DESCRIPTION OF THE TASK
Check every line of the data below for the string "content", and copy the ones that hold it.

>> BEGIN RECORD LIST

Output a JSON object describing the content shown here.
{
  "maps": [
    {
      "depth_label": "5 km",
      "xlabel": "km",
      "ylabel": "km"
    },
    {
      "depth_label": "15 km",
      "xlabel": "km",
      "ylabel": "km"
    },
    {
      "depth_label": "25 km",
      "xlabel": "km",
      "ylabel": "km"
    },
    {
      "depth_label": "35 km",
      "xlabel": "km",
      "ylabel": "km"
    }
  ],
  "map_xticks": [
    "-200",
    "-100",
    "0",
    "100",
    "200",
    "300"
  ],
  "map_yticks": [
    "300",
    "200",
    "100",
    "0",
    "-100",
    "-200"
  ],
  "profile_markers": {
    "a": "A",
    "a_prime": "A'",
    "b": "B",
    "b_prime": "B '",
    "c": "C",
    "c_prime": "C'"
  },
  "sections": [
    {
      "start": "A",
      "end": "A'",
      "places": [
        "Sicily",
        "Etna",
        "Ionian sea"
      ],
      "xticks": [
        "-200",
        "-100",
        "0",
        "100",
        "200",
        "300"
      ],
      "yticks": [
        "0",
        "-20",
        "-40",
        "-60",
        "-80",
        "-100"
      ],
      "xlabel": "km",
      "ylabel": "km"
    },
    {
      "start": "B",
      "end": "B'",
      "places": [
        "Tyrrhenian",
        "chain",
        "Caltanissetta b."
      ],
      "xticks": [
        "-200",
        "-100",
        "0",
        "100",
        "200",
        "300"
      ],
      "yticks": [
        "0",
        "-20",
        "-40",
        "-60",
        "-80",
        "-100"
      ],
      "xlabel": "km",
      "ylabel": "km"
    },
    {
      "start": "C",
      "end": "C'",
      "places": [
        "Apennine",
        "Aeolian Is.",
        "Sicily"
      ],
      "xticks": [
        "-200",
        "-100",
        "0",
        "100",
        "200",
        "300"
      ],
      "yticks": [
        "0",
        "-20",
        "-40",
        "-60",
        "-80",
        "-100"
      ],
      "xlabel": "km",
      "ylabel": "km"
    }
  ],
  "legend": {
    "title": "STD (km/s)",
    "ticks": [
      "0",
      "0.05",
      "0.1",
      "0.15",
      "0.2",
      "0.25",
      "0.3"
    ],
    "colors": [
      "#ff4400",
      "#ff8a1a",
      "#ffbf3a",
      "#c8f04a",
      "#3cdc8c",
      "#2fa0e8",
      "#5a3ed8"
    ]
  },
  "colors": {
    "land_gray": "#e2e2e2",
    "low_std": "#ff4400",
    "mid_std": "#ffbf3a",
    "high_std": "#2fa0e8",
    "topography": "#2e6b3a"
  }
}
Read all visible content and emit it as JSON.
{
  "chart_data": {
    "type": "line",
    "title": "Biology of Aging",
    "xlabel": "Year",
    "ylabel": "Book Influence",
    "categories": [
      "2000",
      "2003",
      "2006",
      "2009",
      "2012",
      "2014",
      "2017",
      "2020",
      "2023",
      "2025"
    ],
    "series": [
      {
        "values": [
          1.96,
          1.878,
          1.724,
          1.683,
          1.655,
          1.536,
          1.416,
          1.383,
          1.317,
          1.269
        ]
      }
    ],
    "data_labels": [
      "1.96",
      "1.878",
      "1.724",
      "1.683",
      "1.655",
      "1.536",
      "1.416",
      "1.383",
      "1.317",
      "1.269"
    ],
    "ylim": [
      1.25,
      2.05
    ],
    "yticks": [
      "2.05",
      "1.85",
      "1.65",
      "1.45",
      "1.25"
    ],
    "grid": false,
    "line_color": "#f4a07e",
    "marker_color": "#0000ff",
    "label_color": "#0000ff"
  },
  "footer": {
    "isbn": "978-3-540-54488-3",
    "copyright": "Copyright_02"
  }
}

>> END RECORD LIST

SOLUTION BELOW
Output a JSON object describing the content shown here.
Read all visible content and emit it as JSON.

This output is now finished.